§ Exercise brief
Reproduce all of the data exactly.

Entries from a dataset:
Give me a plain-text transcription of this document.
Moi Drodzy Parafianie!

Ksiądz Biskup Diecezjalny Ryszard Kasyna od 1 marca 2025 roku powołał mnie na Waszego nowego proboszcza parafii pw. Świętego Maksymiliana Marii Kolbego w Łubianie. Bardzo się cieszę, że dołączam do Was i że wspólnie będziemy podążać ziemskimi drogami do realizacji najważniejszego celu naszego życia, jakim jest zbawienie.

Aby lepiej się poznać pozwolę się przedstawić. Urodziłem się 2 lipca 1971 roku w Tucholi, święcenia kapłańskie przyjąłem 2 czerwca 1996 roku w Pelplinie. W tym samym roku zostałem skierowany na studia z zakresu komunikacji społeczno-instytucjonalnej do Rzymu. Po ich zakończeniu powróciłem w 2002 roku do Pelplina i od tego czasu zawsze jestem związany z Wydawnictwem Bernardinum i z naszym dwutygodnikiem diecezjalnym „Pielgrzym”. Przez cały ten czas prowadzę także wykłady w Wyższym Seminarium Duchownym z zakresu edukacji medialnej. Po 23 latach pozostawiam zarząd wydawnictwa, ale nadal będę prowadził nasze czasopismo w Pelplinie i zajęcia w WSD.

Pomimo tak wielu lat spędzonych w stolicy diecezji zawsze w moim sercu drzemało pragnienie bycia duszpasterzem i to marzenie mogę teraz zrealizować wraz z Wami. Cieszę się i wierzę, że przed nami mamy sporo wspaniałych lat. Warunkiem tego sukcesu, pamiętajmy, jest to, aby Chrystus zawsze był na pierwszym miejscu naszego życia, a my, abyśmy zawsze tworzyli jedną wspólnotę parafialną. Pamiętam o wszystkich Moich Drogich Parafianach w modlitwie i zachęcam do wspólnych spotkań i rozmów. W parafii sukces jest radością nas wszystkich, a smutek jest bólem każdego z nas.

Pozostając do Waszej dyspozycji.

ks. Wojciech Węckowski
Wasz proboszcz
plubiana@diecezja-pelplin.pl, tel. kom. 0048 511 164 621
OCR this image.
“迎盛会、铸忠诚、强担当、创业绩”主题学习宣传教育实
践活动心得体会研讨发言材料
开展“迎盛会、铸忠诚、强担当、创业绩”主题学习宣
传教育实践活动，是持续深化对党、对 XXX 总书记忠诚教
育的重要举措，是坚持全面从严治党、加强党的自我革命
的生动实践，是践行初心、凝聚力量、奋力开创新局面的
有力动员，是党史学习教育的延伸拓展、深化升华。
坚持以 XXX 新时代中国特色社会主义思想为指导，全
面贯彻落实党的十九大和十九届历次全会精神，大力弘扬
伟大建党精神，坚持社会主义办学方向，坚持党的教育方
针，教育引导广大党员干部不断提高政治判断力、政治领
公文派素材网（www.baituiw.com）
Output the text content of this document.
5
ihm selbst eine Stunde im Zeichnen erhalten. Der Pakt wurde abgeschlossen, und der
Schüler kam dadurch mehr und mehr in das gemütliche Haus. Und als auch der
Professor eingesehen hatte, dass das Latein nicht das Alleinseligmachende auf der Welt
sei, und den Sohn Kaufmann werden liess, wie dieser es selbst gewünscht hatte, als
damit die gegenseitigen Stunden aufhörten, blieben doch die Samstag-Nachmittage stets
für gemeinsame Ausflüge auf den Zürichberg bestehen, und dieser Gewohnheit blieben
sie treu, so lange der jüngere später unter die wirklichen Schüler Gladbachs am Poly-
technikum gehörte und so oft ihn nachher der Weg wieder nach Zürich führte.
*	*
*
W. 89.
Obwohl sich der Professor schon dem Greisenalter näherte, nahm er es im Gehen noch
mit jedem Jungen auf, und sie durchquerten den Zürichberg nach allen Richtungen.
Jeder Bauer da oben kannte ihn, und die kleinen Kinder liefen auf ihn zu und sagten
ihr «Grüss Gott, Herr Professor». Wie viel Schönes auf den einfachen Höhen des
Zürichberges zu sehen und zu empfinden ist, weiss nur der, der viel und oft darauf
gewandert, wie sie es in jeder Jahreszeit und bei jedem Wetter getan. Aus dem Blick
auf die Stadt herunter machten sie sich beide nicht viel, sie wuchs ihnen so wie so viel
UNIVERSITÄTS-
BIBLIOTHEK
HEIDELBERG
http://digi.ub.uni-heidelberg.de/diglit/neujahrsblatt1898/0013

§ Exercise response
Give me a plain-text transcription of this document.
Moi Drodzy Parafianie!

Ksiądz Biskup Diecezjalny Ryszard Kasyna od 1 marca 2025 roku powołał mnie na Waszego nowego proboszcza parafii pw. Świętego Maksymiliana Marii Kolbego w Łubianie. Bardzo się cieszę, że dołączam do Was i że wspólnie będziemy podążać ziemskimi drogami do realizacji najważniejszego celu naszego życia, jakim jest zbawienie.

Aby lepiej się poznać pozwolę się przedstawić. Urodziłem się 2 lipca 1971 roku w Tucholi, święcenia kapłańskie przyjąłem 2 czerwca 1996 roku w Pelplinie. W tym samym roku zostałem skierowany na studia z zakresu komunikacji społeczno-instytucjonalnej do Rzymu. Po ich zakończeniu powróciłem w 2002 roku do Pelplina i od tego czasu zawsze jestem związany z Wydawnictwem Bernardinum i z naszym dwutygodnikiem diecezjalnym „Pielgrzym”. Przez cały ten czas prowadzę także wykłady w Wyższym Seminarium Duchownym z zakresu edukacji medialnej. Po 23 latach pozostawiam zarząd wydawnictwa, ale nadal będę prowadził nasze czasopismo w Pelplinie i zajęcia w WSD.

Pomimo tak wielu lat spędzonych w stolicy diecezji zawsze w moim sercu drzemało pragnienie bycia duszpasterzem i to marzenie mogę teraz zrealizować wraz z Wami. Cieszę się i wierzę, że przed nami mamy sporo wspaniałych lat. Warunkiem tego sukcesu, pamiętajmy, jest to, aby Chrystus zawsze był na pierwszym miejscu naszego życia, a my, abyśmy zawsze tworzyli jedną wspólnotę parafialną. Pamiętam o wszystkich Moich Drogich Parafianach w modlitwie i zachęcam do wspólnych spotkań i rozmów. W parafii sukces jest radością nas wszystkich, a smutek jest bólem każdego z nas.

Pozostając do Waszej dyspozycji.

ks. Wojciech Węckowski
Wasz proboszcz
plubiana@diecezja-pelplin.pl, tel. kom. 0048 511 164 621
OCR this image.
“迎盛会、铸忠诚、强担当、创业绩”主题学习宣传教育实
践活动心得体会研讨发言材料
开展“迎盛会、铸忠诚、强担当、创业绩”主题学习宣
传教育实践活动，是持续深化对党、对 XXX 总书记忠诚教
育的重要举措，是坚持全面从严治党、加强党的自我革命
的生动实践，是践行初心、凝聚力量、奋力开创新局面的
有力动员，是党史学习教育的延伸拓展、深化升华。
坚持以 XXX 新时代中国特色社会主义思想为指导，全
面贯彻落实党的十九大和十九届历次全会精神，大力弘扬
伟大建党精神，坚持社会主义办学方向，坚持党的教育方
针，教育引导广大党员干部不断提高政治判断力、政治领
公文派素材网（www.baituiw.com）
Output the text content of this document.
5
ihm selbst eine Stunde im Zeichnen erhalten. Der Pakt wurde abgeschlossen, und der
Schüler kam dadurch mehr und mehr in das gemütliche Haus. Und als auch der
Professor eingesehen hatte, dass das Latein nicht das Alleinseligmachende auf der Welt
sei, und den Sohn Kaufmann werden liess, wie dieser es selbst gewünscht hatte, als
damit die gegenseitigen Stunden aufhörten, blieben doch die Samstag-Nachmittage stets
für gemeinsame Ausflüge auf den Zürichberg bestehen, und dieser Gewohnheit blieben
sie treu, so lange der jüngere später unter die wirklichen Schüler Gladbachs am Poly-
technikum gehörte und so oft ihn nachher der Weg wieder nach Zürich führte.
*	*
*
W. 89.
Obwohl sich der Professor schon dem Greisenalter näherte, nahm er es im Gehen noch
mit jedem Jungen auf, und sie durchquerten den Zürichberg nach allen Richtungen.
Jeder Bauer da oben kannte ihn, und die kleinen Kinder liefen auf ihn zu und sagten
ihr «Grüss Gott, Herr Professor». Wie viel Schönes auf den einfachen Höhen des
Zürichberges zu sehen und zu empfinden ist, weiss nur der, der viel und oft darauf
gewandert, wie sie es in jeder Jahreszeit und bei jedem Wetter getan. Aus dem Blick
auf die Stadt herunter machten sie sich beide nicht viel, sie wuchs ihnen so wie so viel
UNIVERSITÄTS-
BIBLIOTHEK
HEIDELBERG
http://digi.ub.uni-heidelberg.de/diglit/neujahrsblatt1898/0013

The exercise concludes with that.